[EXCERPT start]

The Conversation
By David Weisbrot
Every four years, bemused Australians endeavour to come to terms with the Electoral College voting system for the President of the United States. While Americans vote directly for most political officeholders — and even for judges, police chiefs and school board officials — the US Constitution provides a different wrinkle when it comes to presidential elections.
When voters appear to mark their ballots on November 6th for President Obama or Mitt Romney, in reality they will be voting for a slate of electors aligned with that candidate’s party. The election then proceeds on a state-by-state basis, rather than on the basis of a majority of those voting nationally.
The US Constitution specifies that states are entitled to the same number of electors as they have representatives in the two houses of Congress. For example, California has 55 electoral votes, Texas 38, and New York and Florida 29 each, while less populous states like Alaska and Delaware have only three electoral votes each. Most states allocate their electoral votes on a winner-take-all basis, although Nebraska and Maine do this on a proportional basis. To win the presidency, a candidate needs to reach a majority — at least 270 — of the 538 electoral votes on offer.

[EXCERPT end]

AIM >>
Quote the full article on the Electoral College word for word.

[INFORMATION SHOWN start]

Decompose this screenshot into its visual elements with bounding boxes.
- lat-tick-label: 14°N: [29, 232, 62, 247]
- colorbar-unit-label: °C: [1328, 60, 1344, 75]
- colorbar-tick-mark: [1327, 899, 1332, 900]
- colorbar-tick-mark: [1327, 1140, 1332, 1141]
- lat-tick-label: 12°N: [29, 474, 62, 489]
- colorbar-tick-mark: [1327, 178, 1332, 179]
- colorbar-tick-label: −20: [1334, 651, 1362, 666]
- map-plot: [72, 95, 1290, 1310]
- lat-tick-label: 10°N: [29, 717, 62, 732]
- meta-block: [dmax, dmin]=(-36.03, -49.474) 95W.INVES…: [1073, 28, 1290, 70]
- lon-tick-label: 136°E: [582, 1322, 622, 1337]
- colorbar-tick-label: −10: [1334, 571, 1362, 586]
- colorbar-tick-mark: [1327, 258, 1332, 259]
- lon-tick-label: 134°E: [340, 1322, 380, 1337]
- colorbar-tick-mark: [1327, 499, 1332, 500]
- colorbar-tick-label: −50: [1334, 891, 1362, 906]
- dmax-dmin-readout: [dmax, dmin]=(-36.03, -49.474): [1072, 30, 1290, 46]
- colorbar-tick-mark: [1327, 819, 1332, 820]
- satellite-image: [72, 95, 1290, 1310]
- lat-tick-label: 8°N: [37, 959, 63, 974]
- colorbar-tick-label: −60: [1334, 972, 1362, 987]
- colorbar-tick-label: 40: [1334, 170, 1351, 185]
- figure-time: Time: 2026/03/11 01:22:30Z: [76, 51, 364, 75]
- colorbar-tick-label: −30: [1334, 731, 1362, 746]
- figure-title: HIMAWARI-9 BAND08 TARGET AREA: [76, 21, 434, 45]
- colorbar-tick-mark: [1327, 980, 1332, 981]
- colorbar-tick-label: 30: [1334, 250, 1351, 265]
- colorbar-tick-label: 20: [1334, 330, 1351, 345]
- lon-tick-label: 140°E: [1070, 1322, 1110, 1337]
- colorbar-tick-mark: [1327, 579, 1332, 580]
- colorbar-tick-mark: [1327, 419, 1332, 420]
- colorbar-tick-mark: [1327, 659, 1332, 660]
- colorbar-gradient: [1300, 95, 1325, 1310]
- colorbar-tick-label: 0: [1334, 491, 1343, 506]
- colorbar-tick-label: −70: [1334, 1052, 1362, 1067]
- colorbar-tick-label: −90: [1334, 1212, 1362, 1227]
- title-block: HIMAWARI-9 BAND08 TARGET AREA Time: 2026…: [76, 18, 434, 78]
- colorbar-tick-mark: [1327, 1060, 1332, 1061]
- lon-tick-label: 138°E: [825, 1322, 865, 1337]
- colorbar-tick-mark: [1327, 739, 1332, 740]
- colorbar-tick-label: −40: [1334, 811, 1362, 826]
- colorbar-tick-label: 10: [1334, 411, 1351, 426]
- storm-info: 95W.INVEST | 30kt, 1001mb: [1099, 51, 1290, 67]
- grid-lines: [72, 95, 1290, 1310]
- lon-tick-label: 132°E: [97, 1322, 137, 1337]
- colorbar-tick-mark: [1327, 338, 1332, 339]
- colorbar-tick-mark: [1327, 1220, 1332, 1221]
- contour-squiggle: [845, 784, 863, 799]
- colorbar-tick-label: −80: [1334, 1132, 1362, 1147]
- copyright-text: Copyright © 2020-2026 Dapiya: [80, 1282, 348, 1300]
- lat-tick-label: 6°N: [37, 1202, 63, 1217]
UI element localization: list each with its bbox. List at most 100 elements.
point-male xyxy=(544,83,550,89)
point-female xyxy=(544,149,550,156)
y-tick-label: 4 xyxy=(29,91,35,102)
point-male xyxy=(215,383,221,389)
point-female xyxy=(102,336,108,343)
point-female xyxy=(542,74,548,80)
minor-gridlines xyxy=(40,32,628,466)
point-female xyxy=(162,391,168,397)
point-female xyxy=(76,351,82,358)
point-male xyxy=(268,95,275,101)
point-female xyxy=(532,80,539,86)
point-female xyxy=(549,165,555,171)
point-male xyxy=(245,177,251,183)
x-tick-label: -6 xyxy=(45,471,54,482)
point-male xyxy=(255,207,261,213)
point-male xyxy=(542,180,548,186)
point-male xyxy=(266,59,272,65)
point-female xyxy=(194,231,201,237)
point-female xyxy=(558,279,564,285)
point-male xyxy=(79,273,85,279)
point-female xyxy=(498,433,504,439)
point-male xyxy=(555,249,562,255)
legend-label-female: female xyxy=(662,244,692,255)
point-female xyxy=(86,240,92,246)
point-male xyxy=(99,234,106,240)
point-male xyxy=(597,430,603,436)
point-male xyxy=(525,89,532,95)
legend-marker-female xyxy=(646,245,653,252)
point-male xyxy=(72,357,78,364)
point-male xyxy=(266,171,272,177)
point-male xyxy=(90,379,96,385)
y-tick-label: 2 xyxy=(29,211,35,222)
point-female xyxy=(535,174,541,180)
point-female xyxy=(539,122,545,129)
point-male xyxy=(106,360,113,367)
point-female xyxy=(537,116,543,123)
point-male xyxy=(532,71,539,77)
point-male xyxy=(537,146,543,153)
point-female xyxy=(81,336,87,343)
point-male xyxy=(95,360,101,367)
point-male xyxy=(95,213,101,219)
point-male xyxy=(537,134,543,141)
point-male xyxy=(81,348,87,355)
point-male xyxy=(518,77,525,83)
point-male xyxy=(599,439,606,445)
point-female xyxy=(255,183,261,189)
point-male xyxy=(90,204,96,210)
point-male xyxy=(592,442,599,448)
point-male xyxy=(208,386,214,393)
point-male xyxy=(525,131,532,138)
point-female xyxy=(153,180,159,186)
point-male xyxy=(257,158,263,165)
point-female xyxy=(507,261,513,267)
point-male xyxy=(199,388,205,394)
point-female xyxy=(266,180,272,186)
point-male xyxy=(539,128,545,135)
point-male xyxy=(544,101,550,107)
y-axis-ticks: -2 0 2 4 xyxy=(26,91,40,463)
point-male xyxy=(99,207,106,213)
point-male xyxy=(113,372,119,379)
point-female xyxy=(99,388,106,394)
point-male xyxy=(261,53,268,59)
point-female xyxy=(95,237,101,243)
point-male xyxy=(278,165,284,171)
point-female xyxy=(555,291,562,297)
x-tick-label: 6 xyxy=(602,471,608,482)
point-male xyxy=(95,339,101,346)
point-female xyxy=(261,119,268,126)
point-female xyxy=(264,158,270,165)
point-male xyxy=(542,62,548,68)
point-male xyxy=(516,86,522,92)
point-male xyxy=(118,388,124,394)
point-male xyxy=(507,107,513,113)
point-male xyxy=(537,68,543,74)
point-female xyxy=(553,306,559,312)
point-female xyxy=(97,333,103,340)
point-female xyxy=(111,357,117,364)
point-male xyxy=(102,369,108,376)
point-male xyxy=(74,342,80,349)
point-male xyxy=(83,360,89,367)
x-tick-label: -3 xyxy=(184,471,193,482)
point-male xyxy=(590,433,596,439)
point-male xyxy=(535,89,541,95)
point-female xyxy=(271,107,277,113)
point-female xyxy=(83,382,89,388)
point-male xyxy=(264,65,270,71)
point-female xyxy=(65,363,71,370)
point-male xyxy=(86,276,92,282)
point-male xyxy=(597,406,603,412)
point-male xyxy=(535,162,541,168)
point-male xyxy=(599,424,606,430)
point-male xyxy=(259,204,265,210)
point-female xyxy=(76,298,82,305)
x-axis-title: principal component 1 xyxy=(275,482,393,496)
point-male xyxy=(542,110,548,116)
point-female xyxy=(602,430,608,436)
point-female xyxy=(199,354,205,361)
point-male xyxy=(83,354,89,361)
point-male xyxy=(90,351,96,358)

[INFORMATION SHOWN end]

FULL OUTPUT >>
The Conversation
By David Weisbrot
Every four years, bemused Australians endeavour to come to terms with the Electoral College voting system for the President of the United States. While Americans vote directly for most political officeholders — and even for judges, police chiefs and school board officials — the US Constitution provides a different wrinkle when it comes to presidential elections.
When voters appear to mark their ballots on November 6th for President Obama or Mitt Romney, in reality they will be voting for a slate of electors aligned with that candidate’s party. The election then proceeds on a state-by-state basis, rather than on the basis of a majority of those voting nationally.
The US Constitution specifies that states are entitled to the same number of electors as they have representatives in the two houses of Congress. For example, California has 55 electoral votes, Texas 38, and New York and Florida 29 each, while less populous states like Alaska and Delaware have only three electoral votes each. Most states allocate their electoral votes on a winner-take-all basis, although Nebraska and Maine do this on a proportional basis. To win the presidency, a candidate needs to reach a majority — at least 270 — of the 538 electoral votes on offer.